● **PROBLEM**:
The entries are to be returned exactly, with images left out.

BEGIN TASK INPUTS

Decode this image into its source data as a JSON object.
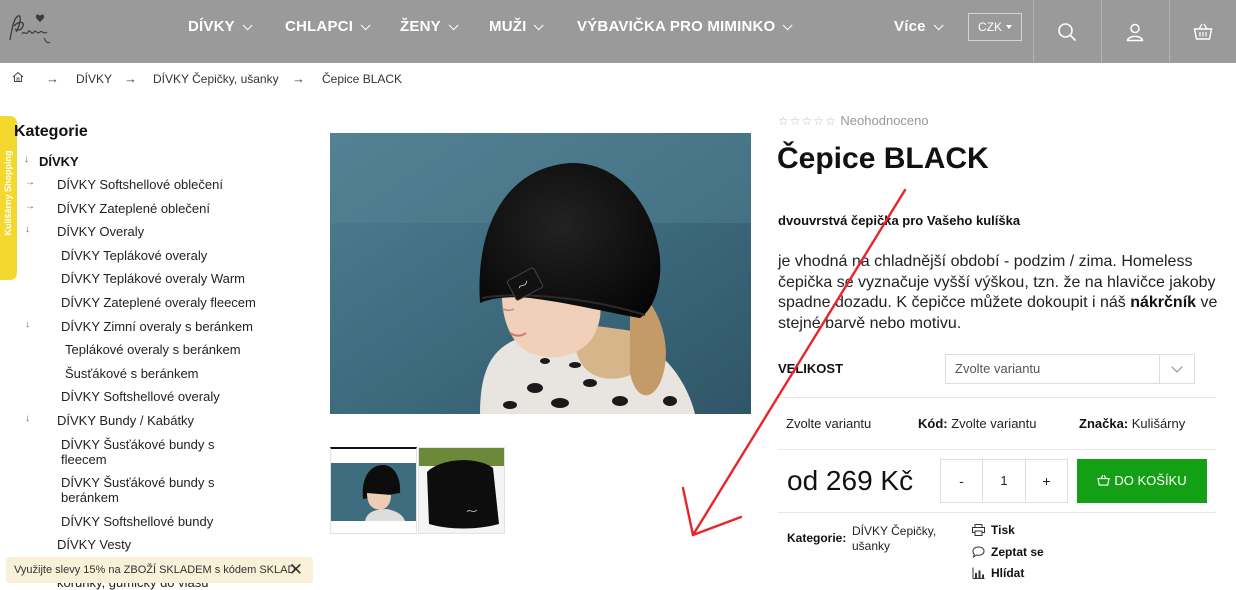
{
  "header": {
    "nav": [
      {
        "label": "DÍVKY"
      },
      {
        "label": "CHLAPCI"
      },
      {
        "label": "ŽENY"
      },
      {
        "label": "MUŽI"
      },
      {
        "label": "VÝBAVIČKA PRO MIMINKO"
      },
      {
        "label": "Více"
      }
    ],
    "currency": "CZK",
    "icons": [
      "search-icon",
      "user-icon",
      "cart-icon"
    ]
  },
  "breadcrumb": {
    "items": [
      {
        "label": "DÍVKY"
      },
      {
        "label": "DÍVKY Čepičky, ušanky"
      },
      {
        "label": "Čepice BLACK"
      }
    ]
  },
  "side_tab": {
    "label": "Kulišárny Shopping"
  },
  "sidebar": {
    "title": "Kategorie",
    "items": [
      {
        "label": "DÍVKY"
      },
      {
        "label": "DÍVKY Softshellové oblečení"
      },
      {
        "label": "DÍVKY Zateplené oblečení"
      },
      {
        "label": "DÍVKY Overaly"
      },
      {
        "label": "DÍVKY Teplákové overaly"
      },
      {
        "label": "DÍVKY Teplákové overaly Warm"
      },
      {
        "label": "DÍVKY Zateplené overaly fleecem"
      },
      {
        "label": "DÍVKY Zimní overaly s beránkem"
      },
      {
        "label": "Teplákové overaly s beránkem"
      },
      {
        "label": "Šusťákové s beránkem"
      },
      {
        "label": "DÍVKY Softshellové overaly"
      },
      {
        "label": "DÍVKY Bundy / Kabátky"
      },
      {
        "label": "DÍVKY Šusťákové bundy s fleecem"
      },
      {
        "label": "DÍVKY Šusťákové bundy s beránkem"
      },
      {
        "label": "DÍVKY Softshellové bundy"
      },
      {
        "label": "DÍVKY Vesty"
      },
      {
        "label": "korunky, gumičky do vlasů"
      }
    ]
  },
  "promo": {
    "text": "Využijte slevy 15% na ZBOŽÍ SKLADEM s kódem SKLAD"
  },
  "product": {
    "rating_text": "Neohodnoceno",
    "title": "Čepice BLACK",
    "subtitle": "dvouvrstvá čepička pro Vašeho kulíška",
    "description_parts": [
      "je vhodná na chladnější období - podzim / zima. Homeless čepička se vyznačuje vyšší výškou, tzn. že na hlavičce jakoby spadne dozadu. K čepičce můžete dokoupit i náš ",
      "nákrčník",
      " ve stejné barvě nebo motivu."
    ],
    "variant_label": "VELIKOST",
    "variant_placeholder": "Zvolte variantu",
    "availability": "Zvolte variantu",
    "code_label": "Kód:",
    "code_value": "Zvolte variantu",
    "brand_label": "Značka:",
    "brand_value": "Kulišárny",
    "price": "od 269 Kč",
    "qty_minus": "-",
    "quantity": "1",
    "qty_plus": "+",
    "buy_label": "DO KOŠÍKU",
    "category_label": "Kategorie:",
    "category_value": "DÍVKY Čepičky, ušanky",
    "actions": [
      {
        "label": "Tisk",
        "icon": "print-icon"
      },
      {
        "label": "Zeptat se",
        "icon": "chat-icon"
      },
      {
        "label": "Hlídat",
        "icon": "chart-icon"
      }
    ]
  },
  "colors": {
    "header_bg": "#9a9a9a",
    "buy_button": "#14a014",
    "side_tab": "#f5d82e",
    "annotation_arrow": "#e8252b"
  }
}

END TASK INPUTS

● **THE ANSWER**:
Decode this image into its source data as a JSON object.
{
  "header": {
    "nav": [
      {
        "label": "DÍVKY"
      },
      {
        "label": "CHLAPCI"
      },
      {
        "label": "ŽENY"
      },
      {
        "label": "MUŽI"
      },
      {
        "label": "VÝBAVIČKA PRO MIMINKO"
      },
      {
        "label": "Více"
      }
    ],
    "currency": "CZK",
    "icons": [
      "search-icon",
      "user-icon",
      "cart-icon"
    ]
  },
  "breadcrumb": {
    "items": [
      {
        "label": "DÍVKY"
      },
      {
        "label": "DÍVKY Čepičky, ušanky"
      },
      {
        "label": "Čepice BLACK"
      }
    ]
  },
  "side_tab": {
    "label": "Kulišárny Shopping"
  },
  "sidebar": {
    "title": "Kategorie",
    "items": [
      {
        "label": "DÍVKY"
      },
      {
        "label": "DÍVKY Softshellové oblečení"
      },
      {
        "label": "DÍVKY Zateplené oblečení"
      },
      {
        "label": "DÍVKY Overaly"
      },
      {
        "label": "DÍVKY Teplákové overaly"
      },
      {
        "label": "DÍVKY Teplákové overaly Warm"
      },
      {
        "label": "DÍVKY Zateplené overaly fleecem"
      },
      {
        "label": "DÍVKY Zimní overaly s beránkem"
      },
      {
        "label": "Teplákové overaly s beránkem"
      },
      {
        "label": "Šusťákové s beránkem"
      },
      {
        "label": "DÍVKY Softshellové overaly"
      },
      {
        "label": "DÍVKY Bundy / Kabátky"
      },
      {
        "label": "DÍVKY Šusťákové bundy s fleecem"
      },
      {
        "label": "DÍVKY Šusťákové bundy s beránkem"
      },
      {
        "label": "DÍVKY Softshellové bundy"
      },
      {
        "label": "DÍVKY Vesty"
      },
      {
        "label": "korunky, gumičky do vlasů"
      }
    ]
  },
  "promo": {
    "text": "Využijte slevy 15% na ZBOŽÍ SKLADEM s kódem SKLAD"
  },
  "product": {
    "rating_text": "Neohodnoceno",
    "title": "Čepice BLACK",
    "subtitle": "dvouvrstvá čepička pro Vašeho kulíška",
    "description_parts": [
      "je vhodná na chladnější období - podzim / zima. Homeless čepička se vyznačuje vyšší výškou, tzn. že na hlavičce jakoby spadne dozadu. K čepičce můžete dokoupit i náš ",
      "nákrčník",
      " ve stejné barvě nebo motivu."
    ],
    "variant_label": "VELIKOST",
    "variant_placeholder": "Zvolte variantu",
    "availability": "Zvolte variantu",
    "code_label": "Kód:",
    "code_value": "Zvolte variantu",
    "brand_label": "Značka:",
    "brand_value": "Kulišárny",
    "price": "od 269 Kč",
    "qty_minus": "-",
    "quantity": "1",
    "qty_plus": "+",
    "buy_label": "DO KOŠÍKU",
    "category_label": "Kategorie:",
    "category_value": "DÍVKY Čepičky, ušanky",
    "actions": [
      {
        "label": "Tisk",
        "icon": "print-icon"
      },
      {
        "label": "Zeptat se",
        "icon": "chat-icon"
      },
      {
        "label": "Hlídat",
        "icon": "chart-icon"
      }
    ]
  },
  "colors": {
    "header_bg": "#9a9a9a",
    "buy_button": "#14a014",
    "side_tab": "#f5d82e",
    "annotation_arrow": "#e8252b"
  }
}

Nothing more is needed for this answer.